** begin Records for this exercise **
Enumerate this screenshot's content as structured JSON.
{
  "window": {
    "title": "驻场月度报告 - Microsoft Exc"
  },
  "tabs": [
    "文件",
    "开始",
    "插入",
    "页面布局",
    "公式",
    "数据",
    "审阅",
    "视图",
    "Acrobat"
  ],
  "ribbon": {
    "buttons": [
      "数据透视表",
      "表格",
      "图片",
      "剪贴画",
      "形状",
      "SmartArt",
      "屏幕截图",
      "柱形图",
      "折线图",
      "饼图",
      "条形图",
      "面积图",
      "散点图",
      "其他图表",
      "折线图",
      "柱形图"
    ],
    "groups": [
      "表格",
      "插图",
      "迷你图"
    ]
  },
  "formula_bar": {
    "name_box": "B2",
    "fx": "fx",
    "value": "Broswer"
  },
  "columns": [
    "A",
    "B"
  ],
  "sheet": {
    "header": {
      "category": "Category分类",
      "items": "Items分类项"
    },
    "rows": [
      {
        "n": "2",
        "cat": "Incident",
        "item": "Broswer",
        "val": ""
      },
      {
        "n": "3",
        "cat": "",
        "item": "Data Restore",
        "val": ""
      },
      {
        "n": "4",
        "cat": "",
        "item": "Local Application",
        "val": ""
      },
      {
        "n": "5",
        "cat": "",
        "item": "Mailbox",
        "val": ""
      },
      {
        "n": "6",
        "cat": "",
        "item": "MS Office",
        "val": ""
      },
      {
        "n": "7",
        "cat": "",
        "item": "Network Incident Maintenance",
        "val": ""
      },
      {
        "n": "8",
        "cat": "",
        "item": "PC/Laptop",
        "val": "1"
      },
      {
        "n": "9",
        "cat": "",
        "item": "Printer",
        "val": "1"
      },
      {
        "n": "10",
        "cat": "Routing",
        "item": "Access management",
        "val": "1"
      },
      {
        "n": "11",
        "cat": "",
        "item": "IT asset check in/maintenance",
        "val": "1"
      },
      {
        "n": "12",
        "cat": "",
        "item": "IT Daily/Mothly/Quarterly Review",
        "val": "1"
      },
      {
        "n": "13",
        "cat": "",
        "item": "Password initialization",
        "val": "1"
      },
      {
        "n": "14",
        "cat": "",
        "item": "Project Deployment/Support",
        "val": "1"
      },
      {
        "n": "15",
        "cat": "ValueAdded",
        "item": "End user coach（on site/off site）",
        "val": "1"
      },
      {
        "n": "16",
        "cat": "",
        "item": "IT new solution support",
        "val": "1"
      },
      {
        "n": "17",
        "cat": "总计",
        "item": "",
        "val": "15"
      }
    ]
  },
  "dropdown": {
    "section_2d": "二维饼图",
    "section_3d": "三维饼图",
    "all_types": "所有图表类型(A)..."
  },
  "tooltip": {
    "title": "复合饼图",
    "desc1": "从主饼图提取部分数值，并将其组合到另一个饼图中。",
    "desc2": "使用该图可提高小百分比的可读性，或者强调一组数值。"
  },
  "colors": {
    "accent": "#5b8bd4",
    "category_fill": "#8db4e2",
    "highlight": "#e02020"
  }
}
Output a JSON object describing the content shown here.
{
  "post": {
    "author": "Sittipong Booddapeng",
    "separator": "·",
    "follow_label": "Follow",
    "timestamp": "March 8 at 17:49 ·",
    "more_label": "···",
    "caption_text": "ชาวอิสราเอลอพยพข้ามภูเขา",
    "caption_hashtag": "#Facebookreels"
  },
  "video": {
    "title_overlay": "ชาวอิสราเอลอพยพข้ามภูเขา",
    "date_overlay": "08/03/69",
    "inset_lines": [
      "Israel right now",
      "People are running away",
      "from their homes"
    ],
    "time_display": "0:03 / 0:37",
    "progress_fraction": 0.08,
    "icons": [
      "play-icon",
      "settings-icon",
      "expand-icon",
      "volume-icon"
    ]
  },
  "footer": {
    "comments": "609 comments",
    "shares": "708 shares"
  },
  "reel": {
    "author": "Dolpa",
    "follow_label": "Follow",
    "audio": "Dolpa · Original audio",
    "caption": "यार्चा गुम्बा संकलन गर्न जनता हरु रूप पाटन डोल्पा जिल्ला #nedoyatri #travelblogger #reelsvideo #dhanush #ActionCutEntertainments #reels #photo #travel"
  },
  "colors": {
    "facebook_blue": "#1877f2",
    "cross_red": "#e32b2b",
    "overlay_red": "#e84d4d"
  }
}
** end Records for this exercise **
§ Aim
Quote the lines of the listing above that run from the line with "Output a JSON" through its last line, both included, and nothing else.

§ Result of the task
Output a JSON object describing the content shown here.
{
  "post": {
    "author": "Sittipong Booddapeng",
    "separator": "·",
    "follow_label": "Follow",
    "timestamp": "March 8 at 17:49 ·",
    "more_label": "···",
    "caption_text": "ชาวอิสราเอลอพยพข้ามภูเขา",
    "caption_hashtag": "#Facebookreels"
  },
  "video": {
    "title_overlay": "ชาวอิสราเอลอพยพข้ามภูเขา",
    "date_overlay": "08/03/69",
    "inset_lines": [
      "Israel right now",
      "People are running away",
      "from their homes"
    ],
    "time_display": "0:03 / 0:37",
    "progress_fraction": 0.08,
    "icons": [
      "play-icon",
      "settings-icon",
      "expand-icon",
      "volume-icon"
    ]
  },
  "footer": {
    "comments": "609 comments",
    "shares": "708 shares"
  },
  "reel": {
    "author": "Dolpa",
    "follow_label": "Follow",
    "audio": "Dolpa · Original audio",
    "caption": "यार्चा गुम्बा संकलन गर्न जनता हरु रूप पाटन डोल्पा जिल्ला #nedoyatri #travelblogger #reelsvideo #dhanush #ActionCutEntertainments #reels #photo #travel"
  },
  "colors": {
    "facebook_blue": "#1877f2",
    "cross_red": "#e32b2b",
    "overlay_red": "#e84d4d"
  }
}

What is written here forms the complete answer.